== What the exercise asks ==
Rewrite every item as a numbered list, omitting any blank lines.

-- START Input --

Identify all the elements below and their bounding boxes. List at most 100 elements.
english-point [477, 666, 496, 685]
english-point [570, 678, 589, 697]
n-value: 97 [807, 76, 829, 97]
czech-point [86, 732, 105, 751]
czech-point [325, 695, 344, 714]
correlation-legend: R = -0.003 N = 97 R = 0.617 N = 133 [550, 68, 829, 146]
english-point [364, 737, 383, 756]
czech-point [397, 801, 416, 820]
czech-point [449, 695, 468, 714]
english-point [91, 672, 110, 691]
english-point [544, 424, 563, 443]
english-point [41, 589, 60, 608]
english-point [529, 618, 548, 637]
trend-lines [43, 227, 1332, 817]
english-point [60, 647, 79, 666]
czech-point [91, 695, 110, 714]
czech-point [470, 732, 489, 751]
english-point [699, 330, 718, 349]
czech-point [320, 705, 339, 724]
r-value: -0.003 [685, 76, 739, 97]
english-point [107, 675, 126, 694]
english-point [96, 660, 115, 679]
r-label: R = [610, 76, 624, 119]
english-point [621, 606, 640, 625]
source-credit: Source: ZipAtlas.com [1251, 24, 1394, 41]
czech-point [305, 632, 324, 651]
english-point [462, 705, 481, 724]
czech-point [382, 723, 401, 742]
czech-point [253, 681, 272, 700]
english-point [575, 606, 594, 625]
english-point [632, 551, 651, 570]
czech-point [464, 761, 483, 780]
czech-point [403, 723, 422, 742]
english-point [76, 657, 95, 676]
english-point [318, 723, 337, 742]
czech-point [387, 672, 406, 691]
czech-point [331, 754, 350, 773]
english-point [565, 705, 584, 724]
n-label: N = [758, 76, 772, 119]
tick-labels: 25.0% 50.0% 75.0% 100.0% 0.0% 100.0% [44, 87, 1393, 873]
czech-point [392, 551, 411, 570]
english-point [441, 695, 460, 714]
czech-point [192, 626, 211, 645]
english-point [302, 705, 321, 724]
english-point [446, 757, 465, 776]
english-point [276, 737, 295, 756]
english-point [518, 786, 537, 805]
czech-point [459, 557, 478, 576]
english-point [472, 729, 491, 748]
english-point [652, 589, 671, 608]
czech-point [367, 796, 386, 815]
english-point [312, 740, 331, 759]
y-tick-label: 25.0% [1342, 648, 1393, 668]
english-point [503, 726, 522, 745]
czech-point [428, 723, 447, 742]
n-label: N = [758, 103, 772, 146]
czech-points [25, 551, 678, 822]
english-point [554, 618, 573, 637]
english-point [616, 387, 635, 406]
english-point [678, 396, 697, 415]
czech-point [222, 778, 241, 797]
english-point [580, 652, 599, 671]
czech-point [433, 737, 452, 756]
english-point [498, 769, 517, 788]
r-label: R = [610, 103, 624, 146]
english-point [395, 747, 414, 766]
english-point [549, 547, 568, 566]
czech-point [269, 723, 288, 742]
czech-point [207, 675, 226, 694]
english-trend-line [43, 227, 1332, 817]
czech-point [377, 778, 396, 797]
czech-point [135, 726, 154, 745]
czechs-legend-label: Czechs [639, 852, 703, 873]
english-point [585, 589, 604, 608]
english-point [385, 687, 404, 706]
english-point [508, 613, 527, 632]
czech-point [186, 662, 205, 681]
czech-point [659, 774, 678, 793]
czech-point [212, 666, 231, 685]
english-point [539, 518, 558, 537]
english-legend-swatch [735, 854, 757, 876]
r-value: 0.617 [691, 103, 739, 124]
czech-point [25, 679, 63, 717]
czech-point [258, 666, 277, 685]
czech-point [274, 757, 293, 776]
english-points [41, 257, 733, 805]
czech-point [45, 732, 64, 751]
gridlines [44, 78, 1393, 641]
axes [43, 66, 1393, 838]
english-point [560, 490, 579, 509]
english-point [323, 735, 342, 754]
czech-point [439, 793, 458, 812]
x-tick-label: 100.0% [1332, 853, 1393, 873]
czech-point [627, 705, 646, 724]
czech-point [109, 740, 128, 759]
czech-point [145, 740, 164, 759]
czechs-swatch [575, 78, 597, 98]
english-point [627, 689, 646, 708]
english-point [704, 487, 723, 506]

-- END Input --

== Written answer ==
1. Identify all the elements below and their bounding boxes. List at most 100 elements.
2. english-point [477, 666, 496, 685]
3. english-point [570, 678, 589, 697]
4. n-value: 97 [807, 76, 829, 97]
5. czech-point [86, 732, 105, 751]
6. czech-point [325, 695, 344, 714]
7. correlation-legend: R = -0.003 N = 97 R = 0.617 N = 133 [550, 68, 829, 146]
8. english-point [364, 737, 383, 756]
9. czech-point [397, 801, 416, 820]
10. czech-point [449, 695, 468, 714]
11. english-point [91, 672, 110, 691]
12. english-point [544, 424, 563, 443]
13. english-point [41, 589, 60, 608]
14. english-point [529, 618, 548, 637]
15. trend-lines [43, 227, 1332, 817]
16. english-point [60, 647, 79, 666]
17. czech-point [91, 695, 110, 714]
18. czech-point [470, 732, 489, 751]
19. english-point [699, 330, 718, 349]
20. czech-point [320, 705, 339, 724]
21. r-value: -0.003 [685, 76, 739, 97]
22. english-point [107, 675, 126, 694]
23. english-point [96, 660, 115, 679]
24. r-label: R = [610, 76, 624, 119]
25. english-point [621, 606, 640, 625]
26. source-credit: Source: ZipAtlas.com [1251, 24, 1394, 41]
27. czech-point [305, 632, 324, 651]
28. english-point [462, 705, 481, 724]
29. czech-point [382, 723, 401, 742]
30. czech-point [253, 681, 272, 700]
31. english-point [575, 606, 594, 625]
32. english-point [632, 551, 651, 570]
33. czech-point [464, 761, 483, 780]
34. czech-point [403, 723, 422, 742]
35. english-point [76, 657, 95, 676]
36. english-point [318, 723, 337, 742]
37. czech-point [387, 672, 406, 691]
38. czech-point [331, 754, 350, 773]
39. english-point [565, 705, 584, 724]
40. n-label: N = [758, 76, 772, 119]
41. tick-labels: 25.0% 50.0% 75.0% 100.0% 0.0% 100.0% [44, 87, 1393, 873]
42. czech-point [392, 551, 411, 570]
43. english-point [441, 695, 460, 714]
44. czech-point [192, 626, 211, 645]
45. english-point [302, 705, 321, 724]
46. english-point [446, 757, 465, 776]
47. english-point [276, 737, 295, 756]
48. english-point [518, 786, 537, 805]
49. czech-point [459, 557, 478, 576]
50. english-point [472, 729, 491, 748]
51. english-point [652, 589, 671, 608]
52. czech-point [367, 796, 386, 815]
53. english-point [312, 740, 331, 759]
54. y-tick-label: 25.0% [1342, 648, 1393, 668]
55. english-point [503, 726, 522, 745]
56. czech-point [428, 723, 447, 742]
57. n-label: N = [758, 103, 772, 146]
58. czech-points [25, 551, 678, 822]
59. english-point [554, 618, 573, 637]
60. english-point [616, 387, 635, 406]
61. english-point [678, 396, 697, 415]
62. czech-point [222, 778, 241, 797]
63. english-point [580, 652, 599, 671]
64. czech-point [433, 737, 452, 756]
65. english-point [498, 769, 517, 788]
66. r-label: R = [610, 103, 624, 146]
67. english-point [395, 747, 414, 766]
68. english-point [549, 547, 568, 566]
69. czech-point [269, 723, 288, 742]
70. czech-point [207, 675, 226, 694]
71. english-trend-line [43, 227, 1332, 817]
72. czech-point [377, 778, 396, 797]
73. czech-point [135, 726, 154, 745]
74. czechs-legend-label: Czechs [639, 852, 703, 873]
75. english-point [585, 589, 604, 608]
76. english-point [385, 687, 404, 706]
77. english-point [508, 613, 527, 632]
78. czech-point [186, 662, 205, 681]
79. czech-point [659, 774, 678, 793]
80. czech-point [212, 666, 231, 685]
81. english-point [539, 518, 558, 537]
82. english-legend-swatch [735, 854, 757, 876]
83. r-value: 0.617 [691, 103, 739, 124]
84. czech-point [25, 679, 63, 717]
85. czech-point [258, 666, 277, 685]
86. czech-point [274, 757, 293, 776]
87. english-points [41, 257, 733, 805]
88. czech-point [45, 732, 64, 751]
89. gridlines [44, 78, 1393, 641]
90. axes [43, 66, 1393, 838]
91. english-point [560, 490, 579, 509]
92. english-point [323, 735, 342, 754]
93. czech-point [439, 793, 458, 812]
94. x-tick-label: 100.0% [1332, 853, 1393, 873]
95. czech-point [627, 705, 646, 724]
96. czech-point [109, 740, 128, 759]
97. czech-point [145, 740, 164, 759]
98. czechs-swatch [575, 78, 597, 98]
99. english-point [627, 689, 646, 708]
100. english-point [704, 487, 723, 506]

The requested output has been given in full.